**THE TASK:** Note each line of the listing that contains the string "text", and copy it.

-- BEGIN EXERCISE MATERIALS --

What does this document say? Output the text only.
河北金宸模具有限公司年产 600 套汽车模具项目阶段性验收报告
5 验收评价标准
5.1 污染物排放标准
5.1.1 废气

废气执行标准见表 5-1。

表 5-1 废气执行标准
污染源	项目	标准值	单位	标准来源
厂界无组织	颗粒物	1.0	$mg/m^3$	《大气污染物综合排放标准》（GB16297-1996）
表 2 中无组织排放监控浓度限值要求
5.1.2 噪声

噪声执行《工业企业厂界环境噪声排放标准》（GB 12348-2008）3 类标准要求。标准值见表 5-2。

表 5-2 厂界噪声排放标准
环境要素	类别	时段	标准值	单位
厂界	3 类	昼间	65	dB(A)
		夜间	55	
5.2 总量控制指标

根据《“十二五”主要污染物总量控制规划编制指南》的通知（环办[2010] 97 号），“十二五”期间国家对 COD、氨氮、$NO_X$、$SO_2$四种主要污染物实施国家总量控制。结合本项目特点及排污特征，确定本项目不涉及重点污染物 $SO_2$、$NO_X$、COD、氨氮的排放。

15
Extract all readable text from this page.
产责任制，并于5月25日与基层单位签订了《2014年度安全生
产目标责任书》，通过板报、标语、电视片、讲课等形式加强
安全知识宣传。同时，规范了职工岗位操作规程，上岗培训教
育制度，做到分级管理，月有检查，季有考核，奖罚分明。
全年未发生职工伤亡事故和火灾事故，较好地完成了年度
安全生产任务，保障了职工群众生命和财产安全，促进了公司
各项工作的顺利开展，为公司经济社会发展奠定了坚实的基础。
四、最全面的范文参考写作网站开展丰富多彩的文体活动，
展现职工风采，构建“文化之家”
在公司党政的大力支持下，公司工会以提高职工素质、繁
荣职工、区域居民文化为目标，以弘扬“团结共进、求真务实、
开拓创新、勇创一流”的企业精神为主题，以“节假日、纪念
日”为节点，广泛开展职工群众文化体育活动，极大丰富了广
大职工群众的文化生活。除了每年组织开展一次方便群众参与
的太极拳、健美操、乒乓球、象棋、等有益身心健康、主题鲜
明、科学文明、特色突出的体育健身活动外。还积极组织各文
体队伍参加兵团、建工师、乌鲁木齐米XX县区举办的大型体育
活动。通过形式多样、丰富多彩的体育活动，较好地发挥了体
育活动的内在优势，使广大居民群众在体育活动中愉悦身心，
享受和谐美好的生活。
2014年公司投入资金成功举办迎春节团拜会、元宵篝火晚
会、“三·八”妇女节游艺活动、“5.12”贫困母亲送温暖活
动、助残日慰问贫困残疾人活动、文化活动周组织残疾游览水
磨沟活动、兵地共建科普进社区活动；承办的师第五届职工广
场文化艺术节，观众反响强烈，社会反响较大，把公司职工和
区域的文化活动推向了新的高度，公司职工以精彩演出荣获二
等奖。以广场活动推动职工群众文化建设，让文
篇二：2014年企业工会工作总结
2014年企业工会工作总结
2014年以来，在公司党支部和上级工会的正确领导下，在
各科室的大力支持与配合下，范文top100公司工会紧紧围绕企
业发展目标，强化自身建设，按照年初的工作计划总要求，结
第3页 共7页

-- END EXERCISE MATERIALS --

**EXERCISE RESPONSE:**
What does this document say? Output the text only.
Extract all readable text from this page.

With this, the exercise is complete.